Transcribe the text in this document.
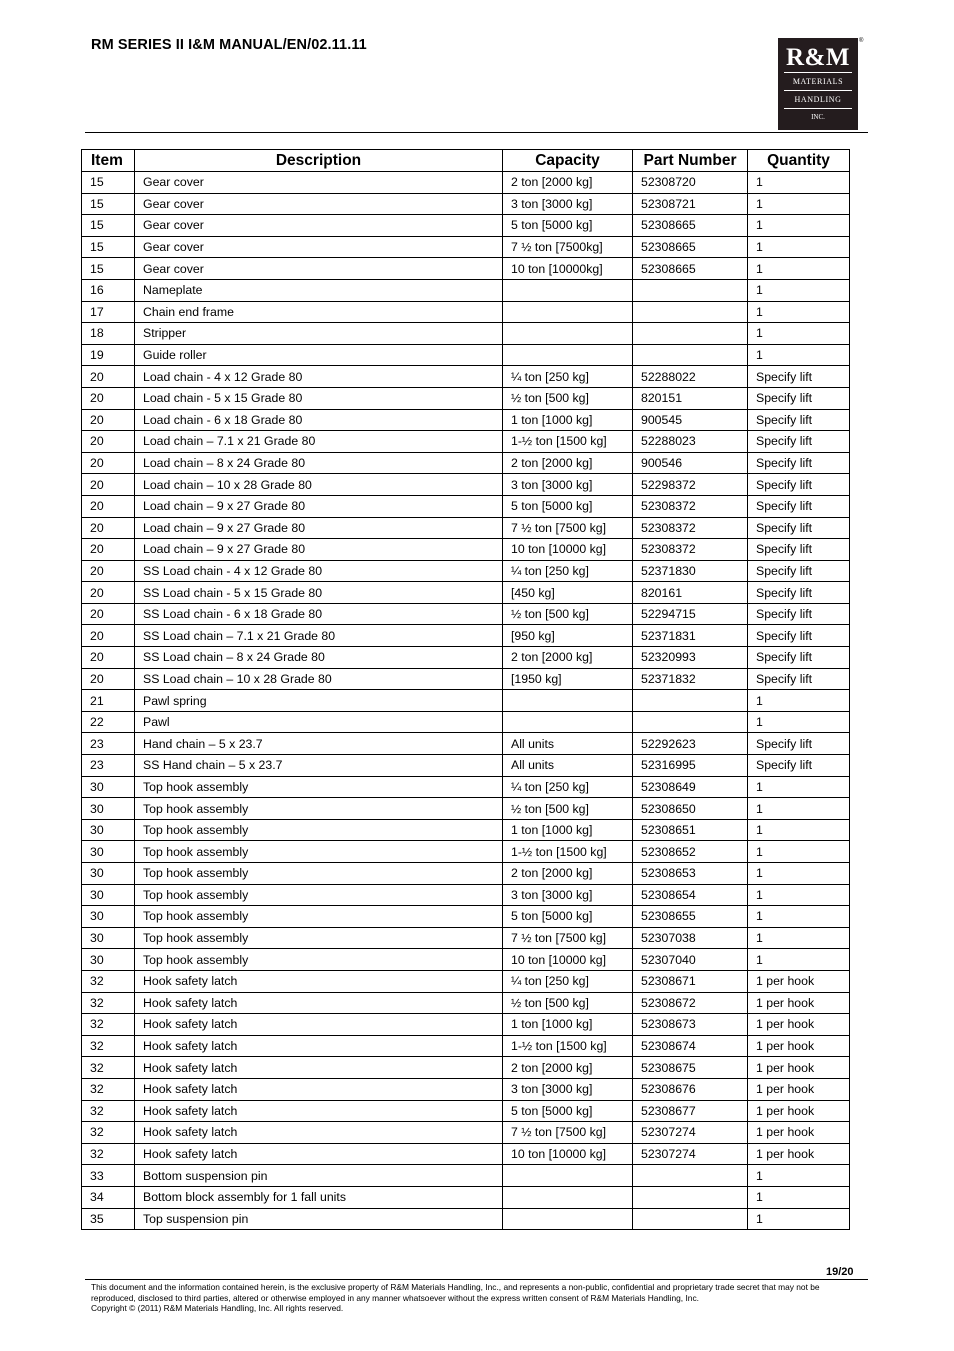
RM SERIES II I&M MANUAL/EN/02.11.11	R&M
MATERIALS
HANDLING
INC.
®
Item	Description	Capacity	Part Number	Quantity
15	Gear cover	2 ton [2000 kg]	52308720	1
15	Gear cover	3 ton [3000 kg]	52308721	1
15	Gear cover	5 ton [5000 kg]	52308665	1
15	Gear cover	7 ½ ton [7500kg]	52308665	1
15	Gear cover	10 ton [10000kg]	52308665	1
16	Nameplate			1
17	Chain end frame			1
18	Stripper			1
19	Guide roller			1
20	Load chain - 4 x 12 Grade 80	¼ ton [250 kg]	52288022	Specify lift
20	Load chain - 5 x 15 Grade 80	½ ton [500 kg]	820151	Specify lift
20	Load chain - 6 x 18 Grade 80	1 ton [1000 kg]	900545	Specify lift
20	Load chain – 7.1 x 21 Grade 80	1-½ ton [1500 kg]	52288023	Specify lift
20	Load chain – 8 x 24 Grade 80	2 ton [2000 kg]	900546	Specify lift
20	Load chain – 10 x 28 Grade 80	3 ton [3000 kg]	52298372	Specify lift
20	Load chain – 9 x 27 Grade 80	5 ton [5000 kg]	52308372	Specify lift
20	Load chain – 9 x 27 Grade 80	7 ½ ton [7500 kg]	52308372	Specify lift
20	Load chain – 9 x 27 Grade 80	10 ton [10000 kg]	52308372	Specify lift
20	SS Load chain - 4 x 12 Grade 80	¼ ton [250 kg]	52371830	Specify lift
20	SS Load chain - 5 x 15 Grade 80	[450 kg]	820161	Specify lift
20	SS Load chain - 6 x 18 Grade 80	½ ton [500 kg]	52294715	Specify lift
20	SS Load chain – 7.1 x 21 Grade 80	[950 kg]	52371831	Specify lift
20	SS Load chain – 8 x 24 Grade 80	2 ton [2000 kg]	52320993	Specify lift
20	SS Load chain – 10 x 28 Grade 80	[1950 kg]	52371832	Specify lift
21	Pawl spring			1
22	Pawl			1
23	Hand chain – 5 x 23.7	All units	52292623	Specify lift
23	SS Hand chain – 5 x 23.7	All units	52316995	Specify lift
30	Top hook assembly	¼ ton [250 kg]	52308649	1
30	Top hook assembly	½ ton [500 kg]	52308650	1
30	Top hook assembly	1 ton [1000 kg]	52308651	1
30	Top hook assembly	1-½ ton [1500 kg]	52308652	1
30	Top hook assembly	2 ton [2000 kg]	52308653	1
30	Top hook assembly	3 ton [3000 kg]	52308654	1
30	Top hook assembly	5 ton [5000 kg]	52308655	1
30	Top hook assembly	7 ½ ton [7500 kg]	52307038	1
30	Top hook assembly	10 ton [10000 kg]	52307040	1
32	Hook safety latch	¼ ton [250 kg]	52308671	1 per hook
32	Hook safety latch	½ ton [500 kg]	52308672	1 per hook
32	Hook safety latch	1 ton [1000 kg]	52308673	1 per hook
32	Hook safety latch	1-½ ton [1500 kg]	52308674	1 per hook
32	Hook safety latch	2 ton [2000 kg]	52308675	1 per hook
32	Hook safety latch	3 ton [3000 kg]	52308676	1 per hook
32	Hook safety latch	5 ton [5000 kg]	52308677	1 per hook
32	Hook safety latch	7 ½ ton [7500 kg]	52307274	1 per hook
32	Hook safety latch	10 ton [10000 kg]	52307274	1 per hook
33	Bottom suspension pin			1
34	Bottom block assembly for 1 fall units			1
35	Top suspension pin			1
19/20
This document and the information contained herein, is the exclusive property of R&M Materials Handling, Inc., and represents a non-public, confidential and proprietary trade secret that may not be reproduced, disclosed to third parties, altered or otherwise employed in any manner whatsoever without the express written consent of R&M Materials Handling, Inc.
Copyright © (2011) R&M Materials Handling, Inc. All rights reserved.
☆ ☆ ☆ ☆ ☆ ☆ ☆
WHAT YOU NEED TO DO:
Give all the entries again exactly, dropping each picture.

SOLVED PROBLEM:
Transcribe the text in this document.
RM SERIES II I&M MANUAL/EN/02.11.11	R&M
MATERIALS
HANDLING
INC.
®
Item	Description	Capacity	Part Number	Quantity
15	Gear cover	2 ton [2000 kg]	52308720	1
15	Gear cover	3 ton [3000 kg]	52308721	1
15	Gear cover	5 ton [5000 kg]	52308665	1
15	Gear cover	7 ½ ton [7500kg]	52308665	1
15	Gear cover	10 ton [10000kg]	52308665	1
16	Nameplate			1
17	Chain end frame			1
18	Stripper			1
19	Guide roller			1
20	Load chain - 4 x 12 Grade 80	¼ ton [250 kg]	52288022	Specify lift
20	Load chain - 5 x 15 Grade 80	½ ton [500 kg]	820151	Specify lift
20	Load chain - 6 x 18 Grade 80	1 ton [1000 kg]	900545	Specify lift
20	Load chain – 7.1 x 21 Grade 80	1-½ ton [1500 kg]	52288023	Specify lift
20	Load chain – 8 x 24 Grade 80	2 ton [2000 kg]	900546	Specify lift
20	Load chain – 10 x 28 Grade 80	3 ton [3000 kg]	52298372	Specify lift
20	Load chain – 9 x 27 Grade 80	5 ton [5000 kg]	52308372	Specify lift
20	Load chain – 9 x 27 Grade 80	7 ½ ton [7500 kg]	52308372	Specify lift
20	Load chain – 9 x 27 Grade 80	10 ton [10000 kg]	52308372	Specify lift
20	SS Load chain - 4 x 12 Grade 80	¼ ton [250 kg]	52371830	Specify lift
20	SS Load chain - 5 x 15 Grade 80	[450 kg]	820161	Specify lift
20	SS Load chain - 6 x 18 Grade 80	½ ton [500 kg]	52294715	Specify lift
20	SS Load chain – 7.1 x 21 Grade 80	[950 kg]	52371831	Specify lift
20	SS Load chain – 8 x 24 Grade 80	2 ton [2000 kg]	52320993	Specify lift
20	SS Load chain – 10 x 28 Grade 80	[1950 kg]	52371832	Specify lift
21	Pawl spring			1
22	Pawl			1
23	Hand chain – 5 x 23.7	All units	52292623	Specify lift
23	SS Hand chain – 5 x 23.7	All units	52316995	Specify lift
30	Top hook assembly	¼ ton [250 kg]	52308649	1
30	Top hook assembly	½ ton [500 kg]	52308650	1
30	Top hook assembly	1 ton [1000 kg]	52308651	1
30	Top hook assembly	1-½ ton [1500 kg]	52308652	1
30	Top hook assembly	2 ton [2000 kg]	52308653	1
30	Top hook assembly	3 ton [3000 kg]	52308654	1
30	Top hook assembly	5 ton [5000 kg]	52308655	1
30	Top hook assembly	7 ½ ton [7500 kg]	52307038	1
30	Top hook assembly	10 ton [10000 kg]	52307040	1
32	Hook safety latch	¼ ton [250 kg]	52308671	1 per hook
32	Hook safety latch	½ ton [500 kg]	52308672	1 per hook
32	Hook safety latch	1 ton [1000 kg]	52308673	1 per hook
32	Hook safety latch	1-½ ton [1500 kg]	52308674	1 per hook
32	Hook safety latch	2 ton [2000 kg]	52308675	1 per hook
32	Hook safety latch	3 ton [3000 kg]	52308676	1 per hook
32	Hook safety latch	5 ton [5000 kg]	52308677	1 per hook
32	Hook safety latch	7 ½ ton [7500 kg]	52307274	1 per hook
32	Hook safety latch	10 ton [10000 kg]	52307274	1 per hook
33	Bottom suspension pin			1
34	Bottom block assembly for 1 fall units			1
35	Top suspension pin			1
19/20
This document and the information contained herein, is the exclusive property of R&M Materials Handling, Inc., and represents a non-public, confidential and proprietary trade secret that may not be reproduced, disclosed to third parties, altered or otherwise employed in any manner whatsoever without the express written consent of R&M Materials Handling, Inc.
Copyright © (2011) R&M Materials Handling, Inc. All rights reserved.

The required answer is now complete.